> **SET TASK**:
Take the data that follows and retype it word for word.

> **Stored entries**:
↓

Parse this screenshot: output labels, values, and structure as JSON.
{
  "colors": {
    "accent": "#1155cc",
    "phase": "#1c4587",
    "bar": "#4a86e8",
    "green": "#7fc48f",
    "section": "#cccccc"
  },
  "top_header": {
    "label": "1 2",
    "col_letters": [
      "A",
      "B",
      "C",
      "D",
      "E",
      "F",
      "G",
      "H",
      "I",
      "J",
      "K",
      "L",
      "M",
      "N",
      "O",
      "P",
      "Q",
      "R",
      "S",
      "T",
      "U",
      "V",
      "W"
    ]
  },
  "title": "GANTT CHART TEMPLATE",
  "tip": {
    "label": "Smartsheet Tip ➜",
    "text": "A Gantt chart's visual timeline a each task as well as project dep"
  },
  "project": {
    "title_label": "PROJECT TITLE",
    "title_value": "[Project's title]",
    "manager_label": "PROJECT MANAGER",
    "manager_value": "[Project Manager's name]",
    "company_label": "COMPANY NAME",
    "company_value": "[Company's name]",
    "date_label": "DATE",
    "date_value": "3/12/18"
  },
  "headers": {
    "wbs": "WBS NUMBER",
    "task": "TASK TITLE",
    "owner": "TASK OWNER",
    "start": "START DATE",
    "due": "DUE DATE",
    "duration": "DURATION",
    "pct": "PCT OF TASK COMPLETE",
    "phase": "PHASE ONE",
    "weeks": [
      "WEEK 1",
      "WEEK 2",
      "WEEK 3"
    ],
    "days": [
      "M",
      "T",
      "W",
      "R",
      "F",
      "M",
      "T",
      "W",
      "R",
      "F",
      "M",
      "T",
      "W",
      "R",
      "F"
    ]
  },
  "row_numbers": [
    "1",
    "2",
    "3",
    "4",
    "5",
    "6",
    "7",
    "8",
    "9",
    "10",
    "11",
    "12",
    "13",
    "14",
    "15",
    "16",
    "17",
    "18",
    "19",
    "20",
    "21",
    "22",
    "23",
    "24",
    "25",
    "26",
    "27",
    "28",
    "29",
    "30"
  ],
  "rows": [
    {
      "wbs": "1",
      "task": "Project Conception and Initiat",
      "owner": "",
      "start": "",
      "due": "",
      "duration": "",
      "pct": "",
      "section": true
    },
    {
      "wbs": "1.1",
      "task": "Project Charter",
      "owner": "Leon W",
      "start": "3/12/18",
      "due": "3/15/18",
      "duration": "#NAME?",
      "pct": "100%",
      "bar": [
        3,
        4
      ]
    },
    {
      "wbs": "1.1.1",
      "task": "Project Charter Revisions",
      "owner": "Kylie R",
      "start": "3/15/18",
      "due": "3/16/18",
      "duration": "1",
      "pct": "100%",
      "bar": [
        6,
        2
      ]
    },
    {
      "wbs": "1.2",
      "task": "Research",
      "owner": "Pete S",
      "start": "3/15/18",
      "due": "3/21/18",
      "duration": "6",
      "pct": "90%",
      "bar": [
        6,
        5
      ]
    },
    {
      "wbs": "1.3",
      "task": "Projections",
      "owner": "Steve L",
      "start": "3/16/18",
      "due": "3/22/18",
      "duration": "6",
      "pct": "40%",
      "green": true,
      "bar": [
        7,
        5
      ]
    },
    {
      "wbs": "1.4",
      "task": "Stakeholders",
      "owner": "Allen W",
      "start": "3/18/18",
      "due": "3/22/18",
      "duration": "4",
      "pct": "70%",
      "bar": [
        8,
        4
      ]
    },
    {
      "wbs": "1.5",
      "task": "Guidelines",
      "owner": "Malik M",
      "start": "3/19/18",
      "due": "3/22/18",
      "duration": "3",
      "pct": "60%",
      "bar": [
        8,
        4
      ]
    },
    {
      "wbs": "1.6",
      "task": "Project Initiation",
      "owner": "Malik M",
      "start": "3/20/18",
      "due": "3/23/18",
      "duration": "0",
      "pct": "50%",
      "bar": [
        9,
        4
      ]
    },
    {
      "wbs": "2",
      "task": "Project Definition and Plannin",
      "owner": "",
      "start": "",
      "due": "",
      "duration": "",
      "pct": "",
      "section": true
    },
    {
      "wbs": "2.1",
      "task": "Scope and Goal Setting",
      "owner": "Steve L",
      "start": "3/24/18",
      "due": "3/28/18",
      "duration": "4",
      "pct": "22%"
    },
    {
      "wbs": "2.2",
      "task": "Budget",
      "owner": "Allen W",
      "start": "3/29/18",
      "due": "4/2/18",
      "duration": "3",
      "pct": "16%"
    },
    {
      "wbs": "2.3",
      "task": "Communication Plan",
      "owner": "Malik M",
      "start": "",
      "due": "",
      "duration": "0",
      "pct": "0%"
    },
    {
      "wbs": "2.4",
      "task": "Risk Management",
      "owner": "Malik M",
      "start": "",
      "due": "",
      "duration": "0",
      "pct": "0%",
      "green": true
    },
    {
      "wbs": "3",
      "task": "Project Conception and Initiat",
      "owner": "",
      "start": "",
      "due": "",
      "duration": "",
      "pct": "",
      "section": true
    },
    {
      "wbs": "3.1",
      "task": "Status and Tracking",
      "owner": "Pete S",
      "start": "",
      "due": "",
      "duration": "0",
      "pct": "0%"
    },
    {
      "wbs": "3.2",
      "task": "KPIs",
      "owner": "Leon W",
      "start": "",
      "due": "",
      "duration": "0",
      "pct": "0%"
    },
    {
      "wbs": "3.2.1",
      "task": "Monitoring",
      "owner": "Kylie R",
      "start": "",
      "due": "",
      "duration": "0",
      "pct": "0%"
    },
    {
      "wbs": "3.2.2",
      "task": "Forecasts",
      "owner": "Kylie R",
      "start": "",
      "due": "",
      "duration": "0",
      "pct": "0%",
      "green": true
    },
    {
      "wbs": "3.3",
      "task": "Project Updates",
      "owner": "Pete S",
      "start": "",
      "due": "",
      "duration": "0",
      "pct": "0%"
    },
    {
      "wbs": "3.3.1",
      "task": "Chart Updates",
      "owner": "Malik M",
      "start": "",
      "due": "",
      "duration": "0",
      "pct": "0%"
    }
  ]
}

↑

> **ANSWER FOR THE TASK**:
Parse this screenshot: output labels, values, and structure as JSON.
{
  "colors": {
    "accent": "#1155cc",
    "phase": "#1c4587",
    "bar": "#4a86e8",
    "green": "#7fc48f",
    "section": "#cccccc"
  },
  "top_header": {
    "label": "1 2",
    "col_letters": [
      "A",
      "B",
      "C",
      "D",
      "E",
      "F",
      "G",
      "H",
      "I",
      "J",
      "K",
      "L",
      "M",
      "N",
      "O",
      "P",
      "Q",
      "R",
      "S",
      "T",
      "U",
      "V",
      "W"
    ]
  },
  "title": "GANTT CHART TEMPLATE",
  "tip": {
    "label": "Smartsheet Tip ➜",
    "text": "A Gantt chart's visual timeline a each task as well as project dep"
  },
  "project": {
    "title_label": "PROJECT TITLE",
    "title_value": "[Project's title]",
    "manager_label": "PROJECT MANAGER",
    "manager_value": "[Project Manager's name]",
    "company_label": "COMPANY NAME",
    "company_value": "[Company's name]",
    "date_label": "DATE",
    "date_value": "3/12/18"
  },
  "headers": {
    "wbs": "WBS NUMBER",
    "task": "TASK TITLE",
    "owner": "TASK OWNER",
    "start": "START DATE",
    "due": "DUE DATE",
    "duration": "DURATION",
    "pct": "PCT OF TASK COMPLETE",
    "phase": "PHASE ONE",
    "weeks": [
      "WEEK 1",
      "WEEK 2",
      "WEEK 3"
    ],
    "days": [
      "M",
      "T",
      "W",
      "R",
      "F",
      "M",
      "T",
      "W",
      "R",
      "F",
      "M",
      "T",
      "W",
      "R",
      "F"
    ]
  },
  "row_numbers": [
    "1",
    "2",
    "3",
    "4",
    "5",
    "6",
    "7",
    "8",
    "9",
    "10",
    "11",
    "12",
    "13",
    "14",
    "15",
    "16",
    "17",
    "18",
    "19",
    "20",
    "21",
    "22",
    "23",
    "24",
    "25",
    "26",
    "27",
    "28",
    "29",
    "30"
  ],
  "rows": [
    {
      "wbs": "1",
      "task": "Project Conception and Initiat",
      "owner": "",
      "start": "",
      "due": "",
      "duration": "",
      "pct": "",
      "section": true
    },
    {
      "wbs": "1.1",
      "task": "Project Charter",
      "owner": "Leon W",
      "start": "3/12/18",
      "due": "3/15/18",
      "duration": "#NAME?",
      "pct": "100%",
      "bar": [
        3,
        4
      ]
    },
    {
      "wbs": "1.1.1",
      "task": "Project Charter Revisions",
      "owner": "Kylie R",
      "start": "3/15/18",
      "due": "3/16/18",
      "duration": "1",
      "pct": "100%",
      "bar": [
        6,
        2
      ]
    },
    {
      "wbs": "1.2",
      "task": "Research",
      "owner": "Pete S",
      "start": "3/15/18",
      "due": "3/21/18",
      "duration": "6",
      "pct": "90%",
      "bar": [
        6,
        5
      ]
    },
    {
      "wbs": "1.3",
      "task": "Projections",
      "owner": "Steve L",
      "start": "3/16/18",
      "due": "3/22/18",
      "duration": "6",
      "pct": "40%",
      "green": true,
      "bar": [
        7,
        5
      ]
    },
    {
      "wbs": "1.4",
      "task": "Stakeholders",
      "owner": "Allen W",
      "start": "3/18/18",
      "due": "3/22/18",
      "duration": "4",
      "pct": "70%",
      "bar": [
        8,
        4
      ]
    },
    {
      "wbs": "1.5",
      "task": "Guidelines",
      "owner": "Malik M",
      "start": "3/19/18",
      "due": "3/22/18",
      "duration": "3",
      "pct": "60%",
      "bar": [
        8,
        4
      ]
    },
    {
      "wbs": "1.6",
      "task": "Project Initiation",
      "owner": "Malik M",
      "start": "3/20/18",
      "due": "3/23/18",
      "duration": "0",
      "pct": "50%",
      "bar": [
        9,
        4
      ]
    },
    {
      "wbs": "2",
      "task": "Project Definition and Plannin",
      "owner": "",
      "start": "",
      "due": "",
      "duration": "",
      "pct": "",
      "section": true
    },
    {
      "wbs": "2.1",
      "task": "Scope and Goal Setting",
      "owner": "Steve L",
      "start": "3/24/18",
      "due": "3/28/18",
      "duration": "4",
      "pct": "22%"
    },
    {
      "wbs": "2.2",
      "task": "Budget",
      "owner": "Allen W",
      "start": "3/29/18",
      "due": "4/2/18",
      "duration": "3",
      "pct": "16%"
    },
    {
      "wbs": "2.3",
      "task": "Communication Plan",
      "owner": "Malik M",
      "start": "",
      "due": "",
      "duration": "0",
      "pct": "0%"
    },
    {
      "wbs": "2.4",
      "task": "Risk Management",
      "owner": "Malik M",
      "start": "",
      "due": "",
      "duration": "0",
      "pct": "0%",
      "green": true
    },
    {
      "wbs": "3",
      "task": "Project Conception and Initiat",
      "owner": "",
      "start": "",
      "due": "",
      "duration": "",
      "pct": "",
      "section": true
    },
    {
      "wbs": "3.1",
      "task": "Status and Tracking",
      "owner": "Pete S",
      "start": "",
      "due": "",
      "duration": "0",
      "pct": "0%"
    },
    {
      "wbs": "3.2",
      "task": "KPIs",
      "owner": "Leon W",
      "start": "",
      "due": "",
      "duration": "0",
      "pct": "0%"
    },
    {
      "wbs": "3.2.1",
      "task": "Monitoring",
      "owner": "Kylie R",
      "start": "",
      "due": "",
      "duration": "0",
      "pct": "0%"
    },
    {
      "wbs": "3.2.2",
      "task": "Forecasts",
      "owner": "Kylie R",
      "start": "",
      "due": "",
      "duration": "0",
      "pct": "0%",
      "green": true
    },
    {
      "wbs": "3.3",
      "task": "Project Updates",
      "owner": "Pete S",
      "start": "",
      "due": "",
      "duration": "0",
      "pct": "0%"
    },
    {
      "wbs": "3.3.1",
      "task": "Chart Updates",
      "owner": "Malik M",
      "start": "",
      "due": "",
      "duration": "0",
      "pct": "0%"
    }
  ]
}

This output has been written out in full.